Information shown:

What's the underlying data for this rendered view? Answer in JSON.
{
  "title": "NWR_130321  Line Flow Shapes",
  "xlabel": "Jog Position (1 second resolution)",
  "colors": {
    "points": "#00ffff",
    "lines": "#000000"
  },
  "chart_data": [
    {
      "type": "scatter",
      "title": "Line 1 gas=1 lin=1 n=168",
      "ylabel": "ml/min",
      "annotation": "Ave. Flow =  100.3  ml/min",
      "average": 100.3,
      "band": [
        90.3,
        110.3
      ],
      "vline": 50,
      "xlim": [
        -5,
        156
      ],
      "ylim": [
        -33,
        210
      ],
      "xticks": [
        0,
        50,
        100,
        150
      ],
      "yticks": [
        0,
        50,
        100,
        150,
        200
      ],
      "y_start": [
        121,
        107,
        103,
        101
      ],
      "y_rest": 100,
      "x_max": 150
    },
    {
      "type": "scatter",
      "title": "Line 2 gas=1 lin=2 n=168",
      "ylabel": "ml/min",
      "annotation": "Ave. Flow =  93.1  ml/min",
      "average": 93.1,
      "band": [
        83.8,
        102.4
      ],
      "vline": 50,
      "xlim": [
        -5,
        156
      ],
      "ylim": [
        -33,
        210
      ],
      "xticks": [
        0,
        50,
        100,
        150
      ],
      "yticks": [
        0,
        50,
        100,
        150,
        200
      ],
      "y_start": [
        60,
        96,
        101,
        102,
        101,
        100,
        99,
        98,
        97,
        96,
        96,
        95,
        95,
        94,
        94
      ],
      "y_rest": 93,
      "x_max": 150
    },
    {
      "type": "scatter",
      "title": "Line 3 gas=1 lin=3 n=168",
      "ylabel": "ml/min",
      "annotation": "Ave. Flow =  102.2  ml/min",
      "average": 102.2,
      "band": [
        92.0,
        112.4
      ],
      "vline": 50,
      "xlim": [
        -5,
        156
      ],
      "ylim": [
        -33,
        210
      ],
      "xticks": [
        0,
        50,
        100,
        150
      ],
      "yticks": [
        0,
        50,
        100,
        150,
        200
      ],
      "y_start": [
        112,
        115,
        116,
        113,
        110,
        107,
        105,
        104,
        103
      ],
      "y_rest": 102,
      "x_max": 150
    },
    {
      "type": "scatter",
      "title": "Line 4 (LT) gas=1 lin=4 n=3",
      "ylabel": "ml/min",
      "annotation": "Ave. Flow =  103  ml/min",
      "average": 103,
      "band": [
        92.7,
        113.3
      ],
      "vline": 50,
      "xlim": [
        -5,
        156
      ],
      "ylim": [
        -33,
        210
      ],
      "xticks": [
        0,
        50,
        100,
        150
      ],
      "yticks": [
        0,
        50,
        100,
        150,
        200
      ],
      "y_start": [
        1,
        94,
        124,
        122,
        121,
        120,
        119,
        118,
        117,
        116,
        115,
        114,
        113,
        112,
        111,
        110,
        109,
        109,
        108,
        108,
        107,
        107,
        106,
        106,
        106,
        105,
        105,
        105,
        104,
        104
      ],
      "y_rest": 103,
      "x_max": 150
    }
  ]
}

Do this: All of the entries above should be written out again exactly.

Exercise result:
What's the underlying data for this rendered view? Answer in JSON.
{
  "title": "NWR_130321  Line Flow Shapes",
  "xlabel": "Jog Position (1 second resolution)",
  "colors": {
    "points": "#00ffff",
    "lines": "#000000"
  },
  "chart_data": [
    {
      "type": "scatter",
      "title": "Line 1 gas=1 lin=1 n=168",
      "ylabel": "ml/min",
      "annotation": "Ave. Flow =  100.3  ml/min",
      "average": 100.3,
      "band": [
        90.3,
        110.3
      ],
      "vline": 50,
      "xlim": [
        -5,
        156
      ],
      "ylim": [
        -33,
        210
      ],
      "xticks": [
        0,
        50,
        100,
        150
      ],
      "yticks": [
        0,
        50,
        100,
        150,
        200
      ],
      "y_start": [
        121,
        107,
        103,
        101
      ],
      "y_rest": 100,
      "x_max": 150
    },
    {
      "type": "scatter",
      "title": "Line 2 gas=1 lin=2 n=168",
      "ylabel": "ml/min",
      "annotation": "Ave. Flow =  93.1  ml/min",
      "average": 93.1,
      "band": [
        83.8,
        102.4
      ],
      "vline": 50,
      "xlim": [
        -5,
        156
      ],
      "ylim": [
        -33,
        210
      ],
      "xticks": [
        0,
        50,
        100,
        150
      ],
      "yticks": [
        0,
        50,
        100,
        150,
        200
      ],
      "y_start": [
        60,
        96,
        101,
        102,
        101,
        100,
        99,
        98,
        97,
        96,
        96,
        95,
        95,
        94,
        94
      ],
      "y_rest": 93,
      "x_max": 150
    },
    {
      "type": "scatter",
      "title": "Line 3 gas=1 lin=3 n=168",
      "ylabel": "ml/min",
      "annotation": "Ave. Flow =  102.2  ml/min",
      "average": 102.2,
      "band": [
        92.0,
        112.4
      ],
      "vline": 50,
      "xlim": [
        -5,
        156
      ],
      "ylim": [
        -33,
        210
      ],
      "xticks": [
        0,
        50,
        100,
        150
      ],
      "yticks": [
        0,
        50,
        100,
        150,
        200
      ],
      "y_start": [
        112,
        115,
        116,
        113,
        110,
        107,
        105,
        104,
        103
      ],
      "y_rest": 102,
      "x_max": 150
    },
    {
      "type": "scatter",
      "title": "Line 4 (LT) gas=1 lin=4 n=3",
      "ylabel": "ml/min",
      "annotation": "Ave. Flow =  103  ml/min",
      "average": 103,
      "band": [
        92.7,
        113.3
      ],
      "vline": 50,
      "xlim": [
        -5,
        156
      ],
      "ylim": [
        -33,
        210
      ],
      "xticks": [
        0,
        50,
        100,
        150
      ],
      "yticks": [
        0,
        50,
        100,
        150,
        200
      ],
      "y_start": [
        1,
        94,
        124,
        122,
        121,
        120,
        119,
        118,
        117,
        116,
        115,
        114,
        113,
        112,
        111,
        110,
        109,
        109,
        108,
        108,
        107,
        107,
        106,
        106,
        106,
        105,
        105,
        105,
        104,
        104
      ],
      "y_rest": 103,
      "x_max": 150
    }
  ]
}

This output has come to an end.